Omit all images, then return the remaining material exactly as it stands.

+++

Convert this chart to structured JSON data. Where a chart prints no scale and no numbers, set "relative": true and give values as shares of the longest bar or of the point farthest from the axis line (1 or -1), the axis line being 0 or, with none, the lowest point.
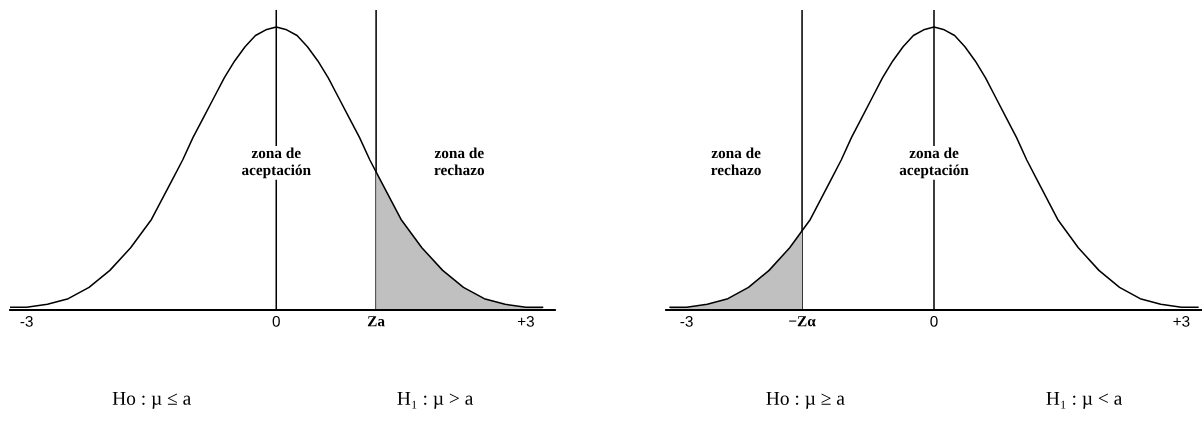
{
  "chart_data": [
    {
      "type": "line",
      "relative": true,
      "xlim": [
        -3.2,
        3.35
      ],
      "xticks": [
        -3,
        0,
        {
          "value": 1.2,
          "label": "Za"
        },
        {
          "value": 3,
          "label": "+3"
        }
      ],
      "series": [
        {
          "type": "area",
          "color": "#c0c0c0",
          "x": [
            1.2,
            1.25,
            1.5,
            1.75,
            2,
            2.25,
            2.5,
            2.75,
            3,
            3.2
          ],
          "values": [
            0.49,
            0.46,
            0.32,
            0.22,
            0.14,
            0.08,
            0.04,
            0.02,
            0.01,
            0.01
          ]
        },
        {
          "color": "#000000",
          "x": [
            -3.2,
            -3,
            -2.75,
            -2.5,
            -2.25,
            -2,
            -1.75,
            -1.5,
            -1.25,
            -1.125,
            -1,
            -0.875,
            -0.75,
            -0.625,
            -0.5,
            -0.375,
            -0.25,
            -0.125,
            0,
            0.125,
            0.25,
            0.375,
            0.5,
            0.625,
            0.75,
            0.875,
            1,
            1.125,
            1.25,
            1.5,
            1.75,
            2,
            2.25,
            2.5,
            2.75,
            3,
            3.2
          ],
          "values": [
            0.01,
            0.01,
            0.02,
            0.04,
            0.08,
            0.14,
            0.22,
            0.32,
            0.46,
            0.53,
            0.61,
            0.68,
            0.75,
            0.82,
            0.88,
            0.93,
            0.97,
            0.99,
            1,
            0.99,
            0.97,
            0.93,
            0.88,
            0.82,
            0.75,
            0.68,
            0.61,
            0.53,
            0.46,
            0.32,
            0.22,
            0.14,
            0.08,
            0.04,
            0.02,
            0.01,
            0.01
          ]
        }
      ],
      "ref_lines": [
        {
          "axis": "x",
          "value": 0,
          "color": "#000000"
        },
        {
          "axis": "x",
          "value": 1.2,
          "color": "#000000"
        }
      ],
      "annotations": [
        {
          "text": "zona de\naceptación",
          "x": 0,
          "y": 0.52
        },
        "zona de\nrechazo",
        "Ho : µ ≤ a",
        "H₁ : µ > a"
      ]
    },
    {
      "type": "line",
      "relative": true,
      "xlim": [
        -3.25,
        3.25
      ],
      "xticks": [
        -3,
        {
          "value": -1.6,
          "label": "−Zα"
        },
        0,
        {
          "value": 3,
          "label": "+3"
        }
      ],
      "series": [
        {
          "type": "area",
          "color": "#c0c0c0",
          "x": [
            -3.2,
            -3,
            -2.75,
            -2.5,
            -2.25,
            -2,
            -1.75,
            -1.6
          ],
          "values": [
            0.01,
            0.01,
            0.02,
            0.04,
            0.08,
            0.14,
            0.22,
            0.28
          ]
        },
        {
          "color": "#000000",
          "x": [
            -3.2,
            -3,
            -2.75,
            -2.5,
            -2.25,
            -2,
            -1.75,
            -1.5,
            -1.25,
            -1.125,
            -1,
            -0.875,
            -0.75,
            -0.625,
            -0.5,
            -0.375,
            -0.25,
            -0.125,
            0,
            0.125,
            0.25,
            0.375,
            0.5,
            0.625,
            0.75,
            0.875,
            1,
            1.125,
            1.25,
            1.5,
            1.75,
            2,
            2.25,
            2.5,
            2.75,
            3,
            3.2
          ],
          "values": [
            0.01,
            0.01,
            0.02,
            0.04,
            0.08,
            0.14,
            0.22,
            0.32,
            0.46,
            0.53,
            0.61,
            0.68,
            0.75,
            0.82,
            0.88,
            0.93,
            0.97,
            0.99,
            1,
            0.99,
            0.97,
            0.93,
            0.88,
            0.82,
            0.75,
            0.68,
            0.61,
            0.53,
            0.46,
            0.32,
            0.22,
            0.14,
            0.08,
            0.04,
            0.02,
            0.01,
            0.01
          ]
        }
      ],
      "ref_lines": [
        {
          "axis": "x",
          "value": -1.6,
          "color": "#000000"
        },
        {
          "axis": "x",
          "value": 0,
          "color": "#000000"
        }
      ],
      "annotations": [
        "zona de\nrechazo",
        {
          "text": "zona de\naceptación",
          "x": 0,
          "y": 0.52
        },
        "Ho : µ ≥ a",
        "H₁ : µ < a"
      ]
    }
  ]
}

+++

[PROBLEM SOLUTION]:
Convert this chart to structured JSON data. Where a chart prints no scale and no numbers, set "relative": true and give values as shares of the longest bar or of the point farthest from the axis line (1 or -1), the axis line being 0 or, with none, the lowest point.
{
  "chart_data": [
    {
      "type": "line",
      "relative": true,
      "xlim": [
        -3.2,
        3.35
      ],
      "xticks": [
        -3,
        0,
        {
          "value": 1.2,
          "label": "Za"
        },
        {
          "value": 3,
          "label": "+3"
        }
      ],
      "series": [
        {
          "type": "area",
          "color": "#c0c0c0",
          "x": [
            1.2,
            1.25,
            1.5,
            1.75,
            2,
            2.25,
            2.5,
            2.75,
            3,
            3.2
          ],
          "values": [
            0.49,
            0.46,
            0.32,
            0.22,
            0.14,
            0.08,
            0.04,
            0.02,
            0.01,
            0.01
          ]
        },
        {
          "color": "#000000",
          "x": [
            -3.2,
            -3,
            -2.75,
            -2.5,
            -2.25,
            -2,
            -1.75,
            -1.5,
            -1.25,
            -1.125,
            -1,
            -0.875,
            -0.75,
            -0.625,
            -0.5,
            -0.375,
            -0.25,
            -0.125,
            0,
            0.125,
            0.25,
            0.375,
            0.5,
            0.625,
            0.75,
            0.875,
            1,
            1.125,
            1.25,
            1.5,
            1.75,
            2,
            2.25,
            2.5,
            2.75,
            3,
            3.2
          ],
          "values": [
            0.01,
            0.01,
            0.02,
            0.04,
            0.08,
            0.14,
            0.22,
            0.32,
            0.46,
            0.53,
            0.61,
            0.68,
            0.75,
            0.82,
            0.88,
            0.93,
            0.97,
            0.99,
            1,
            0.99,
            0.97,
            0.93,
            0.88,
            0.82,
            0.75,
            0.68,
            0.61,
            0.53,
            0.46,
            0.32,
            0.22,
            0.14,
            0.08,
            0.04,
            0.02,
            0.01,
            0.01
          ]
        }
      ],
      "ref_lines": [
        {
          "axis": "x",
          "value": 0,
          "color": "#000000"
        },
        {
          "axis": "x",
          "value": 1.2,
          "color": "#000000"
        }
      ],
      "annotations": [
        {
          "text": "zona de\naceptación",
          "x": 0,
          "y": 0.52
        },
        "zona de\nrechazo",
        "Ho : µ ≤ a",
        "H₁ : µ > a"
      ]
    },
    {
      "type": "line",
      "relative": true,
      "xlim": [
        -3.25,
        3.25
      ],
      "xticks": [
        -3,
        {
          "value": -1.6,
          "label": "−Zα"
        },
        0,
        {
          "value": 3,
          "label": "+3"
        }
      ],
      "series": [
        {
          "type": "area",
          "color": "#c0c0c0",
          "x": [
            -3.2,
            -3,
            -2.75,
            -2.5,
            -2.25,
            -2,
            -1.75,
            -1.6
          ],
          "values": [
            0.01,
            0.01,
            0.02,
            0.04,
            0.08,
            0.14,
            0.22,
            0.28
          ]
        },
        {
          "color": "#000000",
          "x": [
            -3.2,
            -3,
            -2.75,
            -2.5,
            -2.25,
            -2,
            -1.75,
            -1.5,
            -1.25,
            -1.125,
            -1,
            -0.875,
            -0.75,
            -0.625,
            -0.5,
            -0.375,
            -0.25,
            -0.125,
            0,
            0.125,
            0.25,
            0.375,
            0.5,
            0.625,
            0.75,
            0.875,
            1,
            1.125,
            1.25,
            1.5,
            1.75,
            2,
            2.25,
            2.5,
            2.75,
            3,
            3.2
          ],
          "values": [
            0.01,
            0.01,
            0.02,
            0.04,
            0.08,
            0.14,
            0.22,
            0.32,
            0.46,
            0.53,
            0.61,
            0.68,
            0.75,
            0.82,
            0.88,
            0.93,
            0.97,
            0.99,
            1,
            0.99,
            0.97,
            0.93,
            0.88,
            0.82,
            0.75,
            0.68,
            0.61,
            0.53,
            0.46,
            0.32,
            0.22,
            0.14,
            0.08,
            0.04,
            0.02,
            0.01,
            0.01
          ]
        }
      ],
      "ref_lines": [
        {
          "axis": "x",
          "value": -1.6,
          "color": "#000000"
        },
        {
          "axis": "x",
          "value": 0,
          "color": "#000000"
        }
      ],
      "annotations": [
        "zona de\nrechazo",
        {
          "text": "zona de\naceptación",
          "x": 0,
          "y": 0.52
        },
        "Ho : µ ≥ a",
        "H₁ : µ < a"
      ]
    }
  ]
}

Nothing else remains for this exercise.